Return only the number of lines in the entries below that hold the word "Dienst".

[Extracted data entries]
────────────────

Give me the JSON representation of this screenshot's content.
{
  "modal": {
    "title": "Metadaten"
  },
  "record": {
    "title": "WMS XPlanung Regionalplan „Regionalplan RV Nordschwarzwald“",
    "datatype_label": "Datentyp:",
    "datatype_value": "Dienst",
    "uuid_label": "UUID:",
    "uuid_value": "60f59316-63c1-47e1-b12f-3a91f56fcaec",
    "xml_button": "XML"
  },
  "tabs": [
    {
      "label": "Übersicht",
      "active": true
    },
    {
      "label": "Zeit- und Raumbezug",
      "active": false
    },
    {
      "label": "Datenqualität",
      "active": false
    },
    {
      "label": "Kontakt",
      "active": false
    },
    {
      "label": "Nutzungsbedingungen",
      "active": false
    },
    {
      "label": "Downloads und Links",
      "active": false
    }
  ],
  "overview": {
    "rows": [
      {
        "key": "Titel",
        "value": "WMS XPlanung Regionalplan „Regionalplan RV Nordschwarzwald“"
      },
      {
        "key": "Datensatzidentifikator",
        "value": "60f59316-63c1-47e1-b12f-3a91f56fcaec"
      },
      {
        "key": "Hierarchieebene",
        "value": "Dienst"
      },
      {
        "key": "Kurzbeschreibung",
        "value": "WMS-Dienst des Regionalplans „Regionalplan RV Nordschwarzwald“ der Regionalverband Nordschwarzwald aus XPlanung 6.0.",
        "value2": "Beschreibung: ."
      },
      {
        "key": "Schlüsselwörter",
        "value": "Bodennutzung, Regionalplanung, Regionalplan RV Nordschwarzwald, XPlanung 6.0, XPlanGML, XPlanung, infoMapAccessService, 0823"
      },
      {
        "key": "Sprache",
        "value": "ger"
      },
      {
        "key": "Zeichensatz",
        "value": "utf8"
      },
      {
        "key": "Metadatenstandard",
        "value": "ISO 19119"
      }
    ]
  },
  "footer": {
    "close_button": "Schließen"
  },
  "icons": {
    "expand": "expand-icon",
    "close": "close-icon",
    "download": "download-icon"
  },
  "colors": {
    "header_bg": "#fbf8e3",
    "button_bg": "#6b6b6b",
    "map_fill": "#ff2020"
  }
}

────────────────

# [Exercise answer]
3